[STATED EXERCISE] What is the number of lines in the data holding the word "K型分化"? Give that number by itself.

* * *

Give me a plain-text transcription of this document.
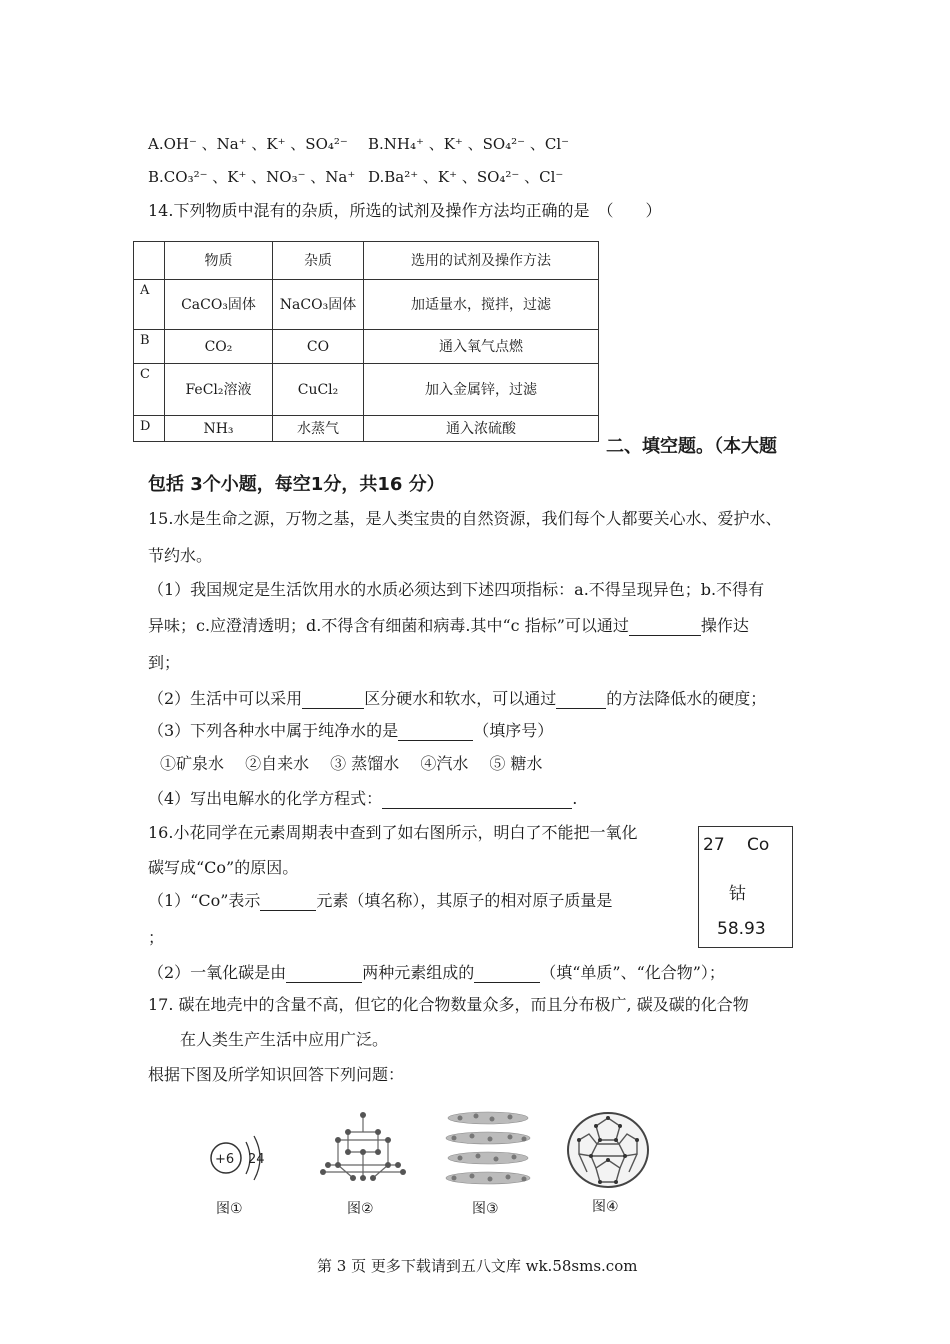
A.OH⁻ 、Na⁺ 、K⁺ 、SO₄²⁻ B.NH₄⁺ 、K⁺ 、SO₄²⁻ 、Cl⁻
B.CO₃²⁻ 、K⁺ 、NO₃⁻ 、Na⁺ D.Ba²⁺ 、K⁺ 、SO₄²⁻ 、Cl⁻
14.下列物质中混有的杂质，所选的试剂及操作方法均正确的是　（　　）
	物质	杂质	选用的试剂及操作方法
A	CaCO₃固体	NaCO₃固体	加适量水，搅拌，过滤
B	CO₂	CO	通入氧气点燃
C	FeCl₂溶液	CuCl₂	加入金属锌，过滤
D	NH₃	水蒸气	通入浓硫酸
二、填空题。（本大题
包括 3个小题，每空1分，共16 分）
15.水是生命之源，万物之基，是人类宝贵的自然资源，我们每个人都要关心水、爱护水、
节约水。
（1）我国规定是生活饮用水的水质必须达到下述四项指标：a.不得呈现异色；b.不得有
异味；c.应澄清透明；d.不得含有细菌和病毒.其中“c 指标”可以通过	操作达
到；
（2）生活中可以采用	区分硬水和软水，可以通过	的方法降低水的硬度；
（3）下列各种水中属于纯净水的是	（填序号）
①矿泉水　 ②自来水　 ③ 蒸馏水　 ④汽水　 ⑤ 糖水
（4）写出电解水的化学方程式：	.
16.小花同学在元素周期表中查到了如右图所示，明白了不能把一氧化
碳写成“Co”的原因。
（1）“Co”表示	元素（填名称），其原子的相对原子质量是
；
（2）一氧化碳是由	两种元素组成的	（填“单质”、“化合物”）；
27 Co
钴
58.93
17. 碳在地壳中的含量不高，但它的化合物数量众多，而且分布极广, 碳及碳的化合物
在人类生产生活中应用广泛。
根据下图及所学知识回答下列问题：
+6 24
图①	图②	图③	图④
第 3 页 更多下载请到五八文库 wk.58sms.com
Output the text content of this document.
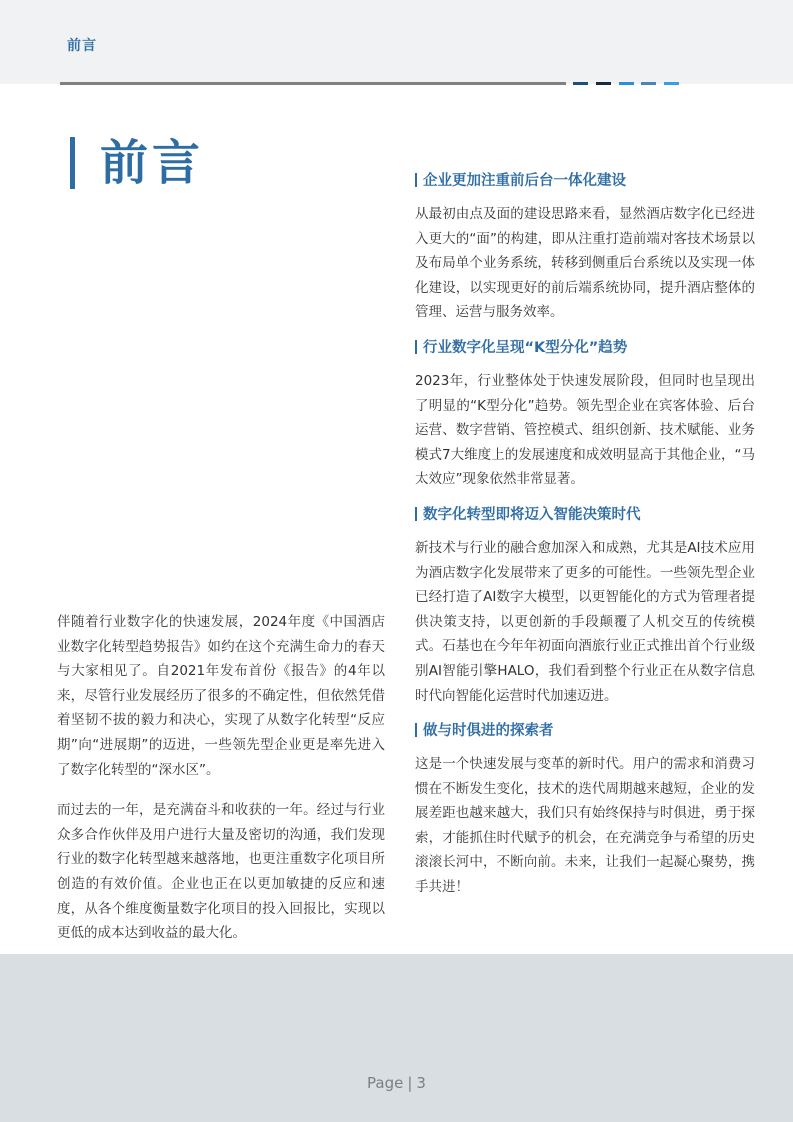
前言
前言

伴随着行业数字化的快速发展，2024年度《中国酒店业数字化转型趋势报告》如约在这个充满生命力的春天与大家相见了。自2021年发布首份《报告》的4年以来，尽管行业发展经历了很多的不确定性，但依然凭借着坚韧不拔的毅力和决心，实现了从数字化转型“反应期”向“进展期”的迈进，一些领先型企业更是率先进入了数字化转型的“深水区”。

而过去的一年，是充满奋斗和收获的一年。经过与行业众多合作伙伴及用户进行大量及密切的沟通，我们发现行业的数字化转型越来越落地，也更注重数字化项目所创造的有效价值。企业也正在以更加敏捷的反应和速度，从各个维度衡量数字化项目的投入回报比，实现以更低的成本达到收益的最大化。

企业更加注重前后台一体化建设

从最初由点及面的建设思路来看，显然酒店数字化已经进入更大的“面”的构建，即从注重打造前端对客技术场景以及布局单个业务系统，转移到侧重后台系统以及实现一体化建设，以实现更好的前后端系统协同，提升酒店整体的管理、运营与服务效率。

行业数字化呈现“K型分化”趋势

2023年，行业整体处于快速发展阶段，但同时也呈现出了明显的“K型分化”趋势。领先型企业在宾客体验、后台运营、数字营销、管控模式、组织创新、技术赋能、业务模式7大维度上的发展速度和成效明显高于其他企业，“马太效应”现象依然非常显著。

数字化转型即将迈入智能决策时代

新技术与行业的融合愈加深入和成熟，尤其是AI技术应用为酒店数字化发展带来了更多的可能性。一些领先型企业已经打造了AI数字大模型，以更智能化的方式为管理者提供决策支持，以更创新的手段颠覆了人机交互的传统模式。石基也在今年年初面向酒旅行业正式推出首个行业级别AI智能引擎HALO，我们看到整个行业正在从数字信息时代向智能化运营时代加速迈进。

做与时俱进的探索者

这是一个快速发展与变革的新时代。用户的需求和消费习惯在不断发生变化，技术的迭代周期越来越短，企业的发展差距也越来越大，我们只有始终保持与时俱进，勇于探索，才能抓住时代赋予的机会，在充满竞争与希望的历史滚滚长河中，不断向前。未来，让我们一起凝心聚势，携手共进！

Page | 3
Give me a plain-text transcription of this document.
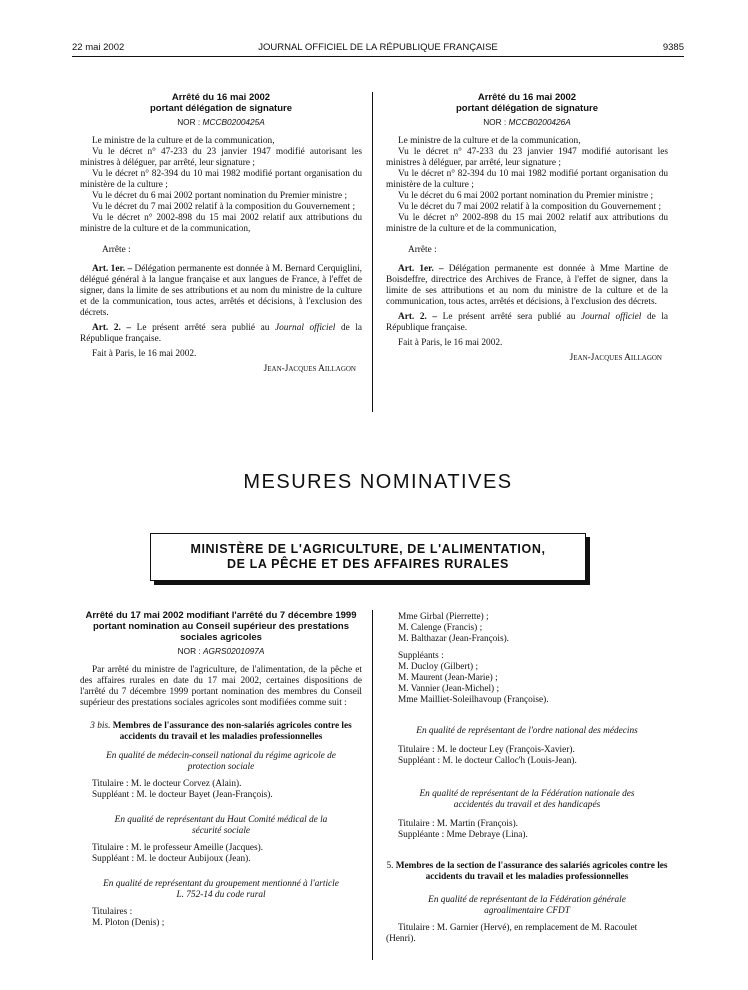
22 mai 2002	JOURNAL OFFICIEL DE LA RÉPUBLIQUE FRANÇAISE	9385
Arrêté du 16 mai 2002
portant délégation de signature
NOR : MCCB0200425A

Le ministre de la culture et de la communication,

Vu le décret n° 47-233 du 23 janvier 1947 modifié autorisant les ministres à déléguer, par arrêté, leur signature ;

Vu le décret n° 82-394 du 10 mai 1982 modifié portant organisation du ministère de la culture ;

Vu le décret du 6 mai 2002 portant nomination du Premier ministre ;

Vu le décret du 7 mai 2002 relatif à la composition du Gouvernement ;

Vu le décret n° 2002-898 du 15 mai 2002 relatif aux attributions du ministre de la culture et de la communication,

Arrête :

Art. 1er. – Délégation permanente est donnée à M. Bernard Cerquiglini, délégué général à la langue française et aux langues de France, à l'effet de signer, dans la limite de ses attributions et au nom du ministre de la culture et de la communication, tous actes, arrêtés et décisions, à l'exclusion des décrets.

Art. 2. – Le présent arrêté sera publié au Journal officiel de la République française.

Fait à Paris, le 16 mai 2002.

Jean-Jacques Aillagon

Arrêté du 16 mai 2002
portant délégation de signature
NOR : MCCB0200426A

Le ministre de la culture et de la communication,

Vu le décret n° 47-233 du 23 janvier 1947 modifié autorisant les ministres à déléguer, par arrêté, leur signature ;

Vu le décret n° 82-394 du 10 mai 1982 modifié portant organisation du ministère de la culture ;

Vu le décret du 6 mai 2002 portant nomination du Premier ministre ;

Vu le décret du 7 mai 2002 relatif à la composition du Gouvernement ;

Vu le décret n° 2002-898 du 15 mai 2002 relatif aux attributions du ministre de la culture et de la communication,

Arrête :

Art. 1er. – Délégation permanente est donnée à Mme Martine de Boisdeffre, directrice des Archives de France, à l'effet de signer, dans la limite de ses attributions et au nom du ministre de la culture et de la communication, tous actes, arrêtés et décisions, à l'exclusion des décrets.

Art. 2. – Le présent arrêté sera publié au Journal officiel de la République française.

Fait à Paris, le 16 mai 2002.

Jean-Jacques Aillagon

MESURES NOMINATIVES
MINISTÈRE DE L'AGRICULTURE, DE L'ALIMENTATION,
DE LA PÊCHE ET DES AFFAIRES RURALES
Arrêté du 17 mai 2002 modifiant l'arrêté du 7 décembre 1999 portant nomination au Conseil supérieur des prestations sociales agricoles
NOR : AGRS0201097A

Par arrêté du ministre de l'agriculture, de l'alimentation, de la pêche et des affaires rurales en date du 17 mai 2002, certaines dispositions de l'arrêté du 7 décembre 1999 portant nomination des membres du Conseil supérieur des prestations sociales agricoles sont modifiées comme suit :

3 bis. Membres de l'assurance des non-salariés agricoles contre les accidents du travail et les maladies professionnelles
En qualité de médecin-conseil national du régime agricole de protection sociale

Titulaire : M. le docteur Corvez (Alain).

Suppléant : M. le docteur Bayet (Jean-François).

En qualité de représentant du Haut Comité médical de la sécurité sociale

Titulaire : M. le professeur Ameille (Jacques).

Suppléant : M. le docteur Aubijoux (Jean).

En qualité de représentant du groupement mentionné à l'article L. 752-14 du code rural

Titulaires :

M. Ploton (Denis) ;

Mme Girbal (Pierrette) ;

M. Calenge (Francis) ;

M. Balthazar (Jean-François).

Suppléants :

M. Ducloy (Gilbert) ;

M. Maurent (Jean-Marie) ;

M. Vannier (Jean-Michel) ;

Mme Mailliet-Soleilhavoup (Françoise).

En qualité de représentant de l'ordre national des médecins

Titulaire : M. le docteur Ley (François-Xavier).

Suppléant : M. le docteur Calloc'h (Louis-Jean).

En qualité de représentant de la Fédération nationale des accidentés du travail et des handicapés

Titulaire : M. Martin (François).

Suppléante : Mme Debraye (Lina).

5. Membres de la section de l'assurance des salariés agricoles contre les accidents du travail et les maladies professionnelles
En qualité de représentant de la Fédération générale agroalimentaire CFDT

Titulaire : M. Garnier (Hervé), en remplacement de M. Racoulet (Henri).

* * *

[WORKED SOLUTION] 2